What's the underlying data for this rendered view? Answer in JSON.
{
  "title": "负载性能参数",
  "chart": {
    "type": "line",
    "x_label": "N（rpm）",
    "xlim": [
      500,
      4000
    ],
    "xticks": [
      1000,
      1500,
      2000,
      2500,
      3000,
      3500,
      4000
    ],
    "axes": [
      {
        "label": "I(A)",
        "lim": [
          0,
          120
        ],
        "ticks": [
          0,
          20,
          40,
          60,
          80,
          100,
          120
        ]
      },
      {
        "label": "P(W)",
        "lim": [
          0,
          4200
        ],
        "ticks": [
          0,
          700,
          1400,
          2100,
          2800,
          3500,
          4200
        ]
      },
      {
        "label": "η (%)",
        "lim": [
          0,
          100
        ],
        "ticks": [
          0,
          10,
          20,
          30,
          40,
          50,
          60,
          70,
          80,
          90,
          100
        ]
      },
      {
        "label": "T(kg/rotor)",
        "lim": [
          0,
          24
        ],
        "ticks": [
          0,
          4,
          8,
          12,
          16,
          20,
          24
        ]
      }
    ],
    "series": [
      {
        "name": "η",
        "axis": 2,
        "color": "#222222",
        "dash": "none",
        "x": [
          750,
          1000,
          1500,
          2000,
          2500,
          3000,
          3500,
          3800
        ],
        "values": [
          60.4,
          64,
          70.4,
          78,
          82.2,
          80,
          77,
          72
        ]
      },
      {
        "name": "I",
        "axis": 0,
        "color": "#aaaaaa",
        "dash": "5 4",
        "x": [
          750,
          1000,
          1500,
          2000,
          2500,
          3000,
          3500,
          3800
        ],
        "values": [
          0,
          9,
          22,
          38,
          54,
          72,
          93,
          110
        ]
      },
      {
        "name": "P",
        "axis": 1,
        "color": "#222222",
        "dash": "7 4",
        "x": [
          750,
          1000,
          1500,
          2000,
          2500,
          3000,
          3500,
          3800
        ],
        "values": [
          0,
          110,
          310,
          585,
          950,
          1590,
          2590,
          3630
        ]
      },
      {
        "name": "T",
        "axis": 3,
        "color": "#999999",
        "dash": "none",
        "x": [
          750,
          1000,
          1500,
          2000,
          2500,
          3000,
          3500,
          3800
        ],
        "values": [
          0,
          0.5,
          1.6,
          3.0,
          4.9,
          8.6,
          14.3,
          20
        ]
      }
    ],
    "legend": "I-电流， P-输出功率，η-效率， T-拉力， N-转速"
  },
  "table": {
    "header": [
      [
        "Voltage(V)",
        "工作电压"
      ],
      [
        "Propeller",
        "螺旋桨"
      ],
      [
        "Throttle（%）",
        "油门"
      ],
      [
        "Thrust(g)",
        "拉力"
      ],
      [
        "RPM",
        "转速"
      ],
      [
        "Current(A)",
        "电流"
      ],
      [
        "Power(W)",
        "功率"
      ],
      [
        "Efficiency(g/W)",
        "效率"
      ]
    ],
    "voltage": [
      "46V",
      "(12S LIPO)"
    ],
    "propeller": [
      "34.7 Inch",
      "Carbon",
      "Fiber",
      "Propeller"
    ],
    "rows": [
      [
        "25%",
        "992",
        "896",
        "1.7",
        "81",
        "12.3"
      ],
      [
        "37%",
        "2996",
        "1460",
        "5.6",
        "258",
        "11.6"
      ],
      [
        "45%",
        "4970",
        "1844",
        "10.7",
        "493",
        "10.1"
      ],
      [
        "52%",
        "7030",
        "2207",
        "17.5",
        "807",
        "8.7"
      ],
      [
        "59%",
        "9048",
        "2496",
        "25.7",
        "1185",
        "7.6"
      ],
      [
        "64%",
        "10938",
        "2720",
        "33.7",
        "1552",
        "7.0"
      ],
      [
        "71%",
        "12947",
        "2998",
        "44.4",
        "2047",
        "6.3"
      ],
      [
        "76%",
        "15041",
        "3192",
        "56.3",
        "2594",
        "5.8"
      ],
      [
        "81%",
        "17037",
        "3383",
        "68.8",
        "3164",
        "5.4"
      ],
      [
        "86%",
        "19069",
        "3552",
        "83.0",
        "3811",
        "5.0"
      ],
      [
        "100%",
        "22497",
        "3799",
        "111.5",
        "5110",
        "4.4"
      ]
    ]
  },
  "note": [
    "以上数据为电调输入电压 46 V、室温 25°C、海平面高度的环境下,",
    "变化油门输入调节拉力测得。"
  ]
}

===============

Quote all of the entries exactly as they appear.

What's the underlying data for this rendered view? Answer in JSON.
{
  "title": "负载性能参数",
  "chart": {
    "type": "line",
    "x_label": "N（rpm）",
    "xlim": [
      500,
      4000
    ],
    "xticks": [
      1000,
      1500,
      2000,
      2500,
      3000,
      3500,
      4000
    ],
    "axes": [
      {
        "label": "I(A)",
        "lim": [
          0,
          120
        ],
        "ticks": [
          0,
          20,
          40,
          60,
          80,
          100,
          120
        ]
      },
      {
        "label": "P(W)",
        "lim": [
          0,
          4200
        ],
        "ticks": [
          0,
          700,
          1400,
          2100,
          2800,
          3500,
          4200
        ]
      },
      {
        "label": "η (%)",
        "lim": [
          0,
          100
        ],
        "ticks": [
          0,
          10,
          20,
          30,
          40,
          50,
          60,
          70,
          80,
          90,
          100
        ]
      },
      {
        "label": "T(kg/rotor)",
        "lim": [
          0,
          24
        ],
        "ticks": [
          0,
          4,
          8,
          12,
          16,
          20,
          24
        ]
      }
    ],
    "series": [
      {
        "name": "η",
        "axis": 2,
        "color": "#222222",
        "dash": "none",
        "x": [
          750,
          1000,
          1500,
          2000,
          2500,
          3000,
          3500,
          3800
        ],
        "values": [
          60.4,
          64,
          70.4,
          78,
          82.2,
          80,
          77,
          72
        ]
      },
      {
        "name": "I",
        "axis": 0,
        "color": "#aaaaaa",
        "dash": "5 4",
        "x": [
          750,
          1000,
          1500,
          2000,
          2500,
          3000,
          3500,
          3800
        ],
        "values": [
          0,
          9,
          22,
          38,
          54,
          72,
          93,
          110
        ]
      },
      {
        "name": "P",
        "axis": 1,
        "color": "#222222",
        "dash": "7 4",
        "x": [
          750,
          1000,
          1500,
          2000,
          2500,
          3000,
          3500,
          3800
        ],
        "values": [
          0,
          110,
          310,
          585,
          950,
          1590,
          2590,
          3630
        ]
      },
      {
        "name": "T",
        "axis": 3,
        "color": "#999999",
        "dash": "none",
        "x": [
          750,
          1000,
          1500,
          2000,
          2500,
          3000,
          3500,
          3800
        ],
        "values": [
          0,
          0.5,
          1.6,
          3.0,
          4.9,
          8.6,
          14.3,
          20
        ]
      }
    ],
    "legend": "I-电流， P-输出功率，η-效率， T-拉力， N-转速"
  },
  "table": {
    "header": [
      [
        "Voltage(V)",
        "工作电压"
      ],
      [
        "Propeller",
        "螺旋桨"
      ],
      [
        "Throttle（%）",
        "油门"
      ],
      [
        "Thrust(g)",
        "拉力"
      ],
      [
        "RPM",
        "转速"
      ],
      [
        "Current(A)",
        "电流"
      ],
      [
        "Power(W)",
        "功率"
      ],
      [
        "Efficiency(g/W)",
        "效率"
      ]
    ],
    "voltage": [
      "46V",
      "(12S LIPO)"
    ],
    "propeller": [
      "34.7 Inch",
      "Carbon",
      "Fiber",
      "Propeller"
    ],
    "rows": [
      [
        "25%",
        "992",
        "896",
        "1.7",
        "81",
        "12.3"
      ],
      [
        "37%",
        "2996",
        "1460",
        "5.6",
        "258",
        "11.6"
      ],
      [
        "45%",
        "4970",
        "1844",
        "10.7",
        "493",
        "10.1"
      ],
      [
        "52%",
        "7030",
        "2207",
        "17.5",
        "807",
        "8.7"
      ],
      [
        "59%",
        "9048",
        "2496",
        "25.7",
        "1185",
        "7.6"
      ],
      [
        "64%",
        "10938",
        "2720",
        "33.7",
        "1552",
        "7.0"
      ],
      [
        "71%",
        "12947",
        "2998",
        "44.4",
        "2047",
        "6.3"
      ],
      [
        "76%",
        "15041",
        "3192",
        "56.3",
        "2594",
        "5.8"
      ],
      [
        "81%",
        "17037",
        "3383",
        "68.8",
        "3164",
        "5.4"
      ],
      [
        "86%",
        "19069",
        "3552",
        "83.0",
        "3811",
        "5.0"
      ],
      [
        "100%",
        "22497",
        "3799",
        "111.5",
        "5110",
        "4.4"
      ]
    ]
  },
  "note": [
    "以上数据为电调输入电压 46 V、室温 25°C、海平面高度的环境下,",
    "变化油门输入调节拉力测得。"
  ]
}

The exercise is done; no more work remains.